[Data records]
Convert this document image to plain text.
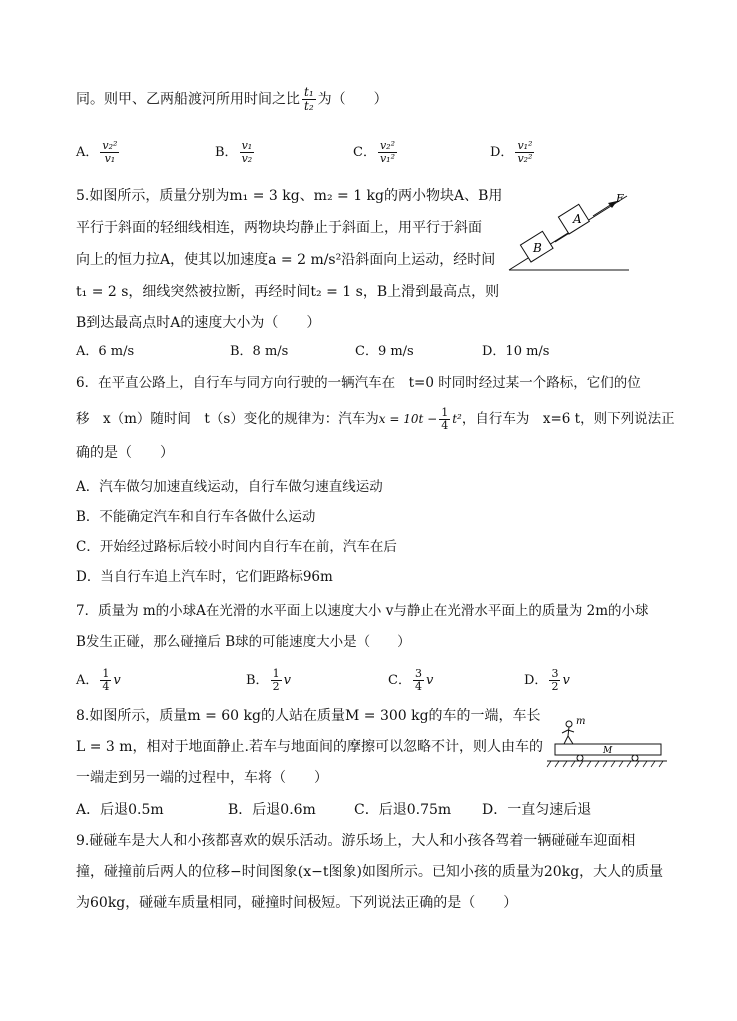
同。则甲、乙两船渡河所用时间之比 $\frac{\text{t₁}}{\text{t₂}}$ 为（　　）
A． $\frac{\text{v₂²}}{\text{v₁}}$	B． $\frac{\text{v₁}}{\text{v₂}}$	C． $\frac{\text{v₂²}}{\text{v₁²}}$	D． $\frac{\text{v₁²}}{\text{v₂²}}$
5.如图所示，质量分别为m₁ = 3 kg、m₂ = 1 kg的两小物块A、B用
平行于斜面的轻细线相连，两物块均静止于斜面上，用平行于斜面
向上的恒力拉A，使其以加速度a = 2 m/s²沿斜面向上运动，经时间
t₁ = 2 s，细线突然被拉断，再经时间t₂ = 1 s，B上滑到最高点，则
B到达最高点时A的速度大小为（　　）
B
A
F
A．6 m/s	B．8 m/s	C．9 m/s	D．10 m/s
6．在平直公路上，自行车与同方向行驶的一辆汽车在　t=0 时同时经过某一个路标，它们的位
移　x（m）随时间　t（s）变化的规律为：汽车为$x = 10t - \frac{1}{4} t^2$，自行车为　x=6 t，则下列说法正
确的是（　　）
A．汽车做匀加速直线运动，自行车做匀速直线运动
B．不能确定汽车和自行车各做什么运动
C．开始经过路标后较小时间内自行车在前，汽车在后
D．当自行车追上汽车时，它们距路标96m
7．质量为 m的小球A在光滑的水平面上以速度大小 v与静止在光滑水平面上的质量为 2m的小球
B发生正碰，那么碰撞后 B球的可能速度大小是（　　）
A． $\frac{1}{4}$ v	B． $\frac{1}{2}$ v	C． $\frac{3}{4}$ v	D． $\frac{3}{2}$ v
8.如图所示，质量m = 60 kg的人站在质量M = 300 kg的车的一端，车长
L = 3 m，相对于地面静止.若车与地面间的摩擦可以忽略不计，则人由车的
一端走到另一端的过程中，车将（　　）
m
M
A．后退0.5m	B．后退0.6m	C．后退0.75m D．一直匀速后退
9.碰碰车是大人和小孩都喜欢的娱乐活动。游乐场上，大人和小孩各驾着一辆碰碰车迎面相
撞，碰撞前后两人的位移−时间图象(x−t图象)如图所示。已知小孩的质量为20kg，大人的质量
为60kg，碰碰车质量相同，碰撞时间极短。下列说法正确的是（　　）
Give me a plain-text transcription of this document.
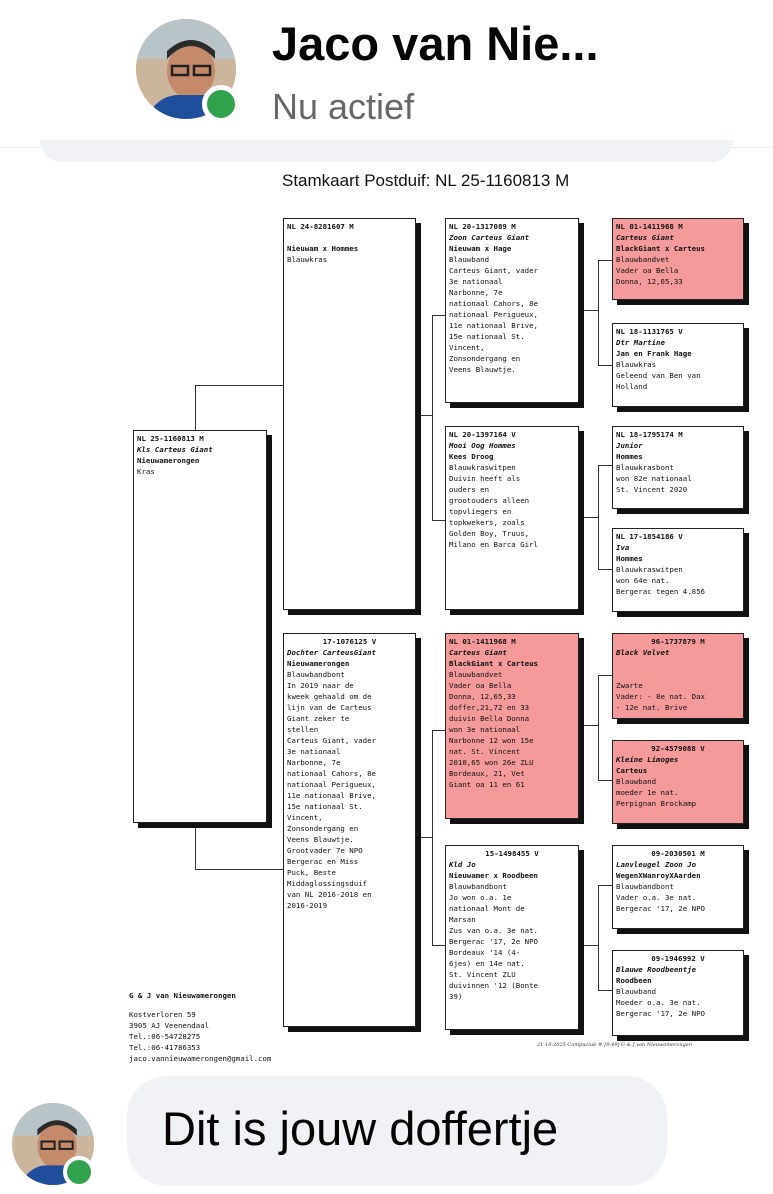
Jaco van Nie...
Nu actief
Stamkaart Postduif: NL 25-1160813 M
NL 25-1160813 M
Kls Carteus Giant
Nieuwamerongen
Kras
NL 24-8281607 M
Nieuwam x Hommes
Blauwkras
17-1076125 V
Dochter CarteusGiant
Nieuwamerongen
Blauwbandbont
In 2019 naar de
kweek gehaald om de
lijn van de Carteus
Giant zeker te
stellen
Carteus Giant, vader
3e nationaal
Narbonne, 7e
nationaal Cahors, 8e
nationaal Perigueux,
11e nationaal Brive,
15e nationaal St.
Vincent,
Zonsondergang en
Veens Blauwtje.
Grootvader 7e NPO
Bergerac en Miss
Puck, Beste
Middaglossingsduif
van NL 2016-2018 en
2016-2019
NL 20-1317089 M
Zoon Carteus Giant
Nieuwam x Hage
Blauwband
Carteus Giant, vader
3e nationaal
Narbonne, 7e
nationaal Cahors, 8e
nationaal Perigueux,
11e nationaal Brive,
15e nationaal St.
Vincent,
Zonsondergang en
Veens Blauwtje.
NL 20-1397164 V
Mooi Oog Hommes
Kees Droog
Blauwkraswitpen
Duivin heeft als
ouders en
grootouders alleen
topvliegers en
topkwekers, zoals
Golden Boy, Truus,
Milano en Barca Girl
NL 01-1411968 M
Carteus Giant
BlackGiant x Carteus
Blauwbandvet
Vader oa Bella
Donna, 12,65,33
doffer,21,72 en 33
duivin Bella Donna
won 3e nationaal
Narbonne 12 won 15e
nat. St. Vincent
2010,65 won 26e ZLU
Bordeaux, 21, Vet
Giant oa 11 en 61
15-1498455 V
Kld Jo
Nieuwamer x Roodbeen
Blauwbandbont
Jo won o.a. 1e
nationaal Mont de
Marsan
Zus van o.a. 3e nat.
Bergerac '17, 2e NPO
Bordeaux '14 (4-
6jes) en 14e nat.
St. Vincent ZLU
duivinnen '12 (Bonte
39)
NL 01-1411968 M
Carteus Giant
BlackGiant x Carteus
Blauwbandvet
Vader oa Bella
Donna, 12,65,33
NL 18-1131765 V
Dtr Martine
Jan en Frank Hage
Blauwkras
Geleend van Ben van
Holland
NL 18-1795174 M
Junior
Hommes
Blauwkrasbont
won 82e nationaal
St. Vincent 2020
NL 17-1854186 V
Iva
Hommes
Blauwkraswitpen
won 64e nat.
Bergerac tegen 4.856
96-1737879 M
Black Velvet
Zwarte
Vader: - 8e nat. Dax
- 12e nat. Brive
92-4579088 V
Kleine Limoges
Carteus
Blauwband
moeder 1e nat.
Perpignan Brockamp
09-2030501 M
Lanvleugel Zoon Jo
WegenXWanroyXAarden
Blauwbandbont
Vader o.a. 3e nat.
Bergerac '17, 2e NPO
09-1946992 V
Blauwe Roodbeentje
Roodbeen
Blauwband
Moeder o.a. 3e nat.
Bergerac '17, 2e NPO
G & J van Nieuwamerongen
Kostverloren 59
3905 AJ Veenendaal
Tel.:06-54728275
Tel.:06-41786353
jaco.vannieuwamerongen@gmail.com
21-10-2025 Compuclub ® [9.49] G & J van Nieuwamerongen
Dit is jouw doffertje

• _Set task_
Transcribe every entry word for word, but omit the pictures.

• _Completed exercise_
Convert this document image to plain text.
同。则甲、乙两船渡河所用时间之比 $\frac{\text{t₁}}{\text{t₂}}$ 为（　　）
A． $\frac{\text{v₂²}}{\text{v₁}}$	B． $\frac{\text{v₁}}{\text{v₂}}$	C． $\frac{\text{v₂²}}{\text{v₁²}}$	D． $\frac{\text{v₁²}}{\text{v₂²}}$
5.如图所示，质量分别为m₁ = 3 kg、m₂ = 1 kg的两小物块A、B用
平行于斜面的轻细线相连，两物块均静止于斜面上，用平行于斜面
向上的恒力拉A，使其以加速度a = 2 m/s²沿斜面向上运动，经时间
t₁ = 2 s，细线突然被拉断，再经时间t₂ = 1 s，B上滑到最高点，则
B到达最高点时A的速度大小为（　　）
B
A
F
A．6 m/s	B．8 m/s	C．9 m/s	D．10 m/s
6．在平直公路上，自行车与同方向行驶的一辆汽车在　t=0 时同时经过某一个路标，它们的位
移　x（m）随时间　t（s）变化的规律为：汽车为$x = 10t - \frac{1}{4} t^2$，自行车为　x=6 t，则下列说法正
确的是（　　）
A．汽车做匀加速直线运动，自行车做匀速直线运动
B．不能确定汽车和自行车各做什么运动
C．开始经过路标后较小时间内自行车在前，汽车在后
D．当自行车追上汽车时，它们距路标96m
7．质量为 m的小球A在光滑的水平面上以速度大小 v与静止在光滑水平面上的质量为 2m的小球
B发生正碰，那么碰撞后 B球的可能速度大小是（　　）
A． $\frac{1}{4}$ v	B． $\frac{1}{2}$ v	C． $\frac{3}{4}$ v	D． $\frac{3}{2}$ v
8.如图所示，质量m = 60 kg的人站在质量M = 300 kg的车的一端，车长
L = 3 m，相对于地面静止.若车与地面间的摩擦可以忽略不计，则人由车的
一端走到另一端的过程中，车将（　　）
m
M
A．后退0.5m	B．后退0.6m	C．后退0.75m D．一直匀速后退
9.碰碰车是大人和小孩都喜欢的娱乐活动。游乐场上，大人和小孩各驾着一辆碰碰车迎面相
撞，碰撞前后两人的位移−时间图象(x−t图象)如图所示。已知小孩的质量为20kg，大人的质量
为60kg，碰碰车质量相同，碰撞时间极短。下列说法正确的是（　　）
Give me a plain-text transcription of this document.
Jaco van Nie...
Nu actief
Stamkaart Postduif: NL 25-1160813 M
NL 25-1160813 M
Kls Carteus Giant
Nieuwamerongen
Kras
NL 24-8281607 M
Nieuwam x Hommes
Blauwkras
17-1076125 V
Dochter CarteusGiant
Nieuwamerongen
Blauwbandbont
In 2019 naar de
kweek gehaald om de
lijn van de Carteus
Giant zeker te
stellen
Carteus Giant, vader
3e nationaal
Narbonne, 7e
nationaal Cahors, 8e
nationaal Perigueux,
11e nationaal Brive,
15e nationaal St.
Vincent,
Zonsondergang en
Veens Blauwtje.
Grootvader 7e NPO
Bergerac en Miss
Puck, Beste
Middaglossingsduif
van NL 2016-2018 en
2016-2019
NL 20-1317089 M
Zoon Carteus Giant
Nieuwam x Hage
Blauwband
Carteus Giant, vader
3e nationaal
Narbonne, 7e
nationaal Cahors, 8e
nationaal Perigueux,
11e nationaal Brive,
15e nationaal St.
Vincent,
Zonsondergang en
Veens Blauwtje.
NL 20-1397164 V
Mooi Oog Hommes
Kees Droog
Blauwkraswitpen
Duivin heeft als
ouders en
grootouders alleen
topvliegers en
topkwekers, zoals
Golden Boy, Truus,
Milano en Barca Girl
NL 01-1411968 M
Carteus Giant
BlackGiant x Carteus
Blauwbandvet
Vader oa Bella
Donna, 12,65,33
doffer,21,72 en 33
duivin Bella Donna
won 3e nationaal
Narbonne 12 won 15e
nat. St. Vincent
2010,65 won 26e ZLU
Bordeaux, 21, Vet
Giant oa 11 en 61
15-1498455 V
Kld Jo
Nieuwamer x Roodbeen
Blauwbandbont
Jo won o.a. 1e
nationaal Mont de
Marsan
Zus van o.a. 3e nat.
Bergerac '17, 2e NPO
Bordeaux '14 (4-
6jes) en 14e nat.
St. Vincent ZLU
duivinnen '12 (Bonte
39)
NL 01-1411968 M
Carteus Giant
BlackGiant x Carteus
Blauwbandvet
Vader oa Bella
Donna, 12,65,33
NL 18-1131765 V
Dtr Martine
Jan en Frank Hage
Blauwkras
Geleend van Ben van
Holland
NL 18-1795174 M
Junior
Hommes
Blauwkrasbont
won 82e nationaal
St. Vincent 2020
NL 17-1854186 V
Iva
Hommes
Blauwkraswitpen
won 64e nat.
Bergerac tegen 4.856
96-1737879 M
Black Velvet
Zwarte
Vader: - 8e nat. Dax
- 12e nat. Brive
92-4579088 V
Kleine Limoges
Carteus
Blauwband
moeder 1e nat.
Perpignan Brockamp
09-2030501 M
Lanvleugel Zoon Jo
WegenXWanroyXAarden
Blauwbandbont
Vader o.a. 3e nat.
Bergerac '17, 2e NPO
09-1946992 V
Blauwe Roodbeentje
Roodbeen
Blauwband
Moeder o.a. 3e nat.
Bergerac '17, 2e NPO
G & J van Nieuwamerongen
Kostverloren 59
3905 AJ Veenendaal
Tel.:06-54728275
Tel.:06-41786353
jaco.vannieuwamerongen@gmail.com
21-10-2025 Compuclub ® [9.49] G & J van Nieuwamerongen
Dit is jouw doffertje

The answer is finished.